__TASK BRIEF__.
All lines holding the string "Boost" are to be shown.

>> begin INPUT DATA

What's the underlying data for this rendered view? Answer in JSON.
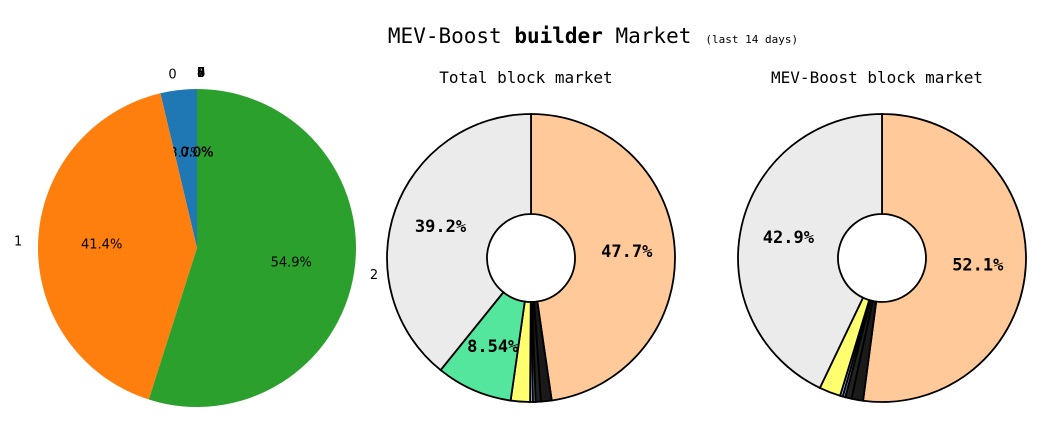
{
  "page": {
    "title_prefix": "MEV-Boost ",
    "title_bold": "builder",
    "title_suffix": " Market",
    "title_note": "(last 14 days)"
  },
  "chart_data": [
    {
      "type": "pie",
      "title": "",
      "slices": [
        {
          "label": "0",
          "value": 3.7,
          "color": "#1f77b4",
          "pct_label": "3.7%"
        },
        {
          "label": "1",
          "value": 41.4,
          "color": "#ff7f0e",
          "pct_label": "41.4%"
        },
        {
          "label": "2",
          "value": 54.9,
          "color": "#2ca02c",
          "pct_label": "54.9%"
        },
        {
          "label": "3",
          "value": 0.0,
          "color": "#d62728",
          "pct_label": "0.0%"
        },
        {
          "label": "4",
          "value": 0.0,
          "color": "#9467bd",
          "pct_label": "0.0%"
        },
        {
          "label": "5",
          "value": 0.0,
          "color": "#8c564b",
          "pct_label": "0.0%"
        },
        {
          "label": "6",
          "value": 0.0,
          "color": "#e377c2",
          "pct_label": "0.0%"
        },
        {
          "label": "7",
          "value": 0.0,
          "color": "#7f7f7f",
          "pct_label": "0.0%"
        },
        {
          "label": "8",
          "value": 0.0,
          "color": "#bcbd22",
          "pct_label": "0.0%"
        },
        {
          "label": "9",
          "value": 0.0,
          "color": "#17becf",
          "pct_label": "0.0%"
        }
      ]
    },
    {
      "type": "pie",
      "title": "Total block market",
      "slices": [
        {
          "value": 47.7,
          "color": "#ffc999",
          "pct_label": "47.7%"
        },
        {
          "value": 1.2,
          "color": "#1a1a1a",
          "pct_label": ""
        },
        {
          "value": 0.6,
          "color": "#222222",
          "pct_label": ""
        },
        {
          "value": 0.3,
          "color": "#6f8fb3",
          "pct_label": ""
        },
        {
          "value": 0.3,
          "color": "#a9cfe6",
          "pct_label": ""
        },
        {
          "value": 2.16,
          "color": "#ffff70",
          "pct_label": ""
        },
        {
          "value": 8.54,
          "color": "#53e69c",
          "pct_label": "8.54%"
        },
        {
          "value": 39.2,
          "color": "#ebebeb",
          "pct_label": "39.2%"
        }
      ]
    },
    {
      "type": "pie",
      "title": "MEV-Boost block market",
      "slices": [
        {
          "value": 52.1,
          "color": "#ffc999",
          "pct_label": "52.1%"
        },
        {
          "value": 1.3,
          "color": "#1a1a1a",
          "pct_label": ""
        },
        {
          "value": 0.7,
          "color": "#222222",
          "pct_label": ""
        },
        {
          "value": 0.3,
          "color": "#6f8fb3",
          "pct_label": ""
        },
        {
          "value": 0.3,
          "color": "#a9cfe6",
          "pct_label": ""
        },
        {
          "value": 2.4,
          "color": "#ffff70",
          "pct_label": ""
        },
        {
          "value": 42.9,
          "color": "#ebebeb",
          "pct_label": "42.9%"
        }
      ]
    }
  ]
}
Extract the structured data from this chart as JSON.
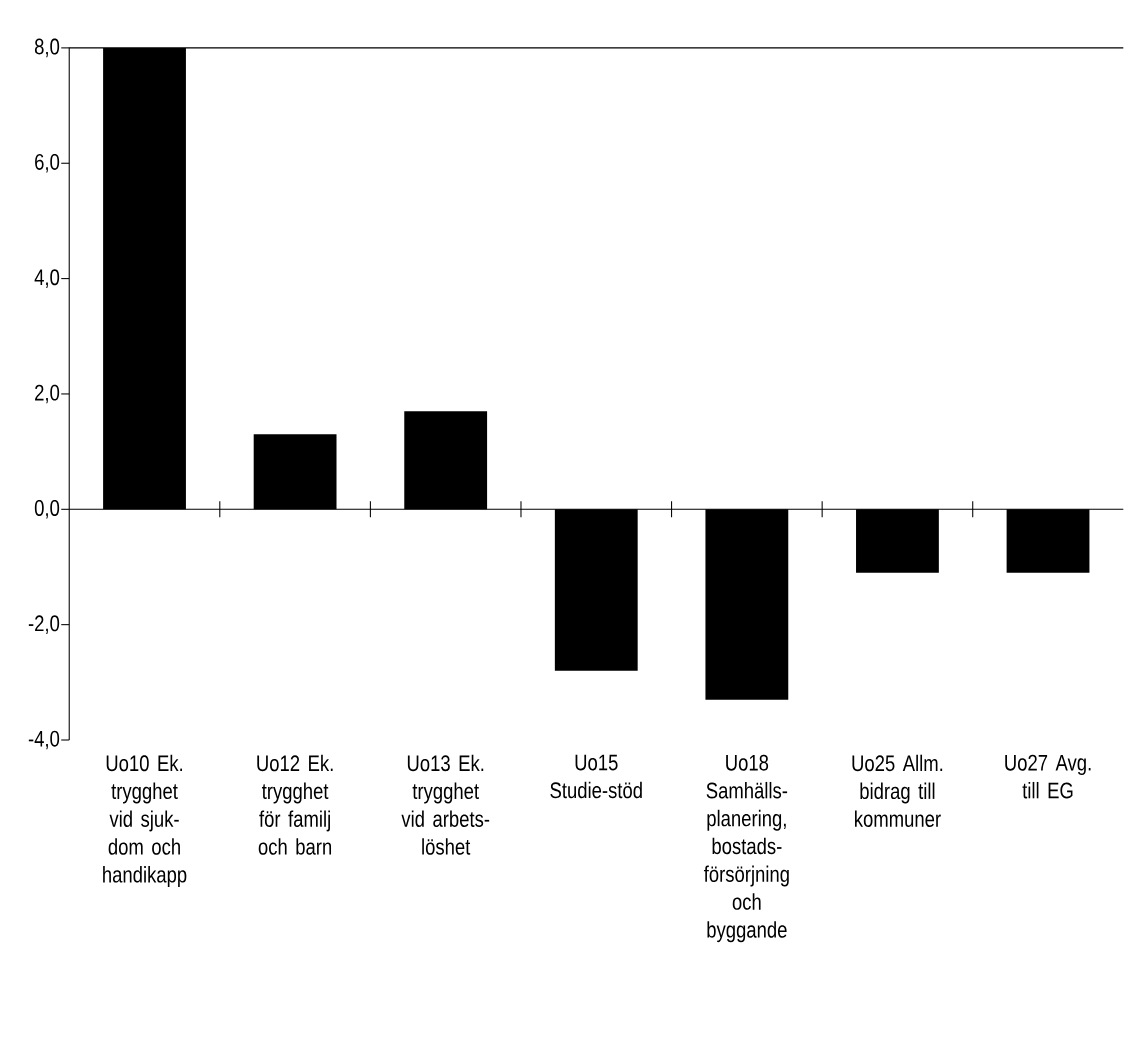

>> end INPUT DATA

__THE COMPLETED TASK__.
    "title_prefix": "MEV-Boost ",
      "title": "MEV-Boost block market",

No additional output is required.